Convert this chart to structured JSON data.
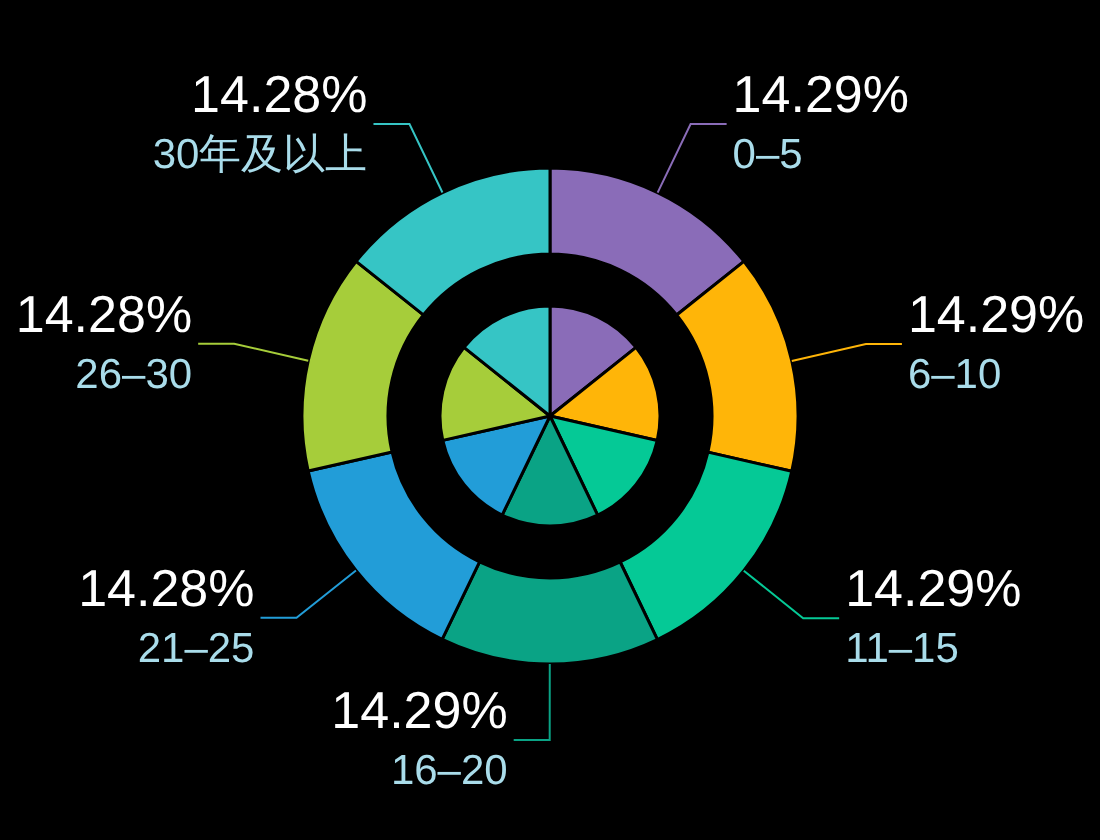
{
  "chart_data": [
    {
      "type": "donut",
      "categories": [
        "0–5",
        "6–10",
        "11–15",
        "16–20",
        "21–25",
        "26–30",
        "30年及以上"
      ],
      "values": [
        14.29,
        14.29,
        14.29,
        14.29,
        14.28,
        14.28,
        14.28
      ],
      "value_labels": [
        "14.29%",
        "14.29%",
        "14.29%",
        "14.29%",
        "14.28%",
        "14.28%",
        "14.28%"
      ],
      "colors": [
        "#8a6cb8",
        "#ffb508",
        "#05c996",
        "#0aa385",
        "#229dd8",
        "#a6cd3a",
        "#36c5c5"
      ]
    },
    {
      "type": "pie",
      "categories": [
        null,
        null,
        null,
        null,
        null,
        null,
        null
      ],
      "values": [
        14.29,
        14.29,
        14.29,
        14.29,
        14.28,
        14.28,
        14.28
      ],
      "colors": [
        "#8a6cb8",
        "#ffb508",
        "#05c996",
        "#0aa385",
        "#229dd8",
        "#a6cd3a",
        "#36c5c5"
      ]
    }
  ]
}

--------

What is required: Copy the entries exactly. Leave out the images.

Full solution:
Convert this chart to structured JSON data.
{
  "chart_data": [
    {
      "type": "donut",
      "categories": [
        "0–5",
        "6–10",
        "11–15",
        "16–20",
        "21–25",
        "26–30",
        "30年及以上"
      ],
      "values": [
        14.29,
        14.29,
        14.29,
        14.29,
        14.28,
        14.28,
        14.28
      ],
      "value_labels": [
        "14.29%",
        "14.29%",
        "14.29%",
        "14.29%",
        "14.28%",
        "14.28%",
        "14.28%"
      ],
      "colors": [
        "#8a6cb8",
        "#ffb508",
        "#05c996",
        "#0aa385",
        "#229dd8",
        "#a6cd3a",
        "#36c5c5"
      ]
    },
    {
      "type": "pie",
      "categories": [
        null,
        null,
        null,
        null,
        null,
        null,
        null
      ],
      "values": [
        14.29,
        14.29,
        14.29,
        14.29,
        14.28,
        14.28,
        14.28
      ],
      "colors": [
        "#8a6cb8",
        "#ffb508",
        "#05c996",
        "#0aa385",
        "#229dd8",
        "#a6cd3a",
        "#36c5c5"
      ]
    }
  ]
}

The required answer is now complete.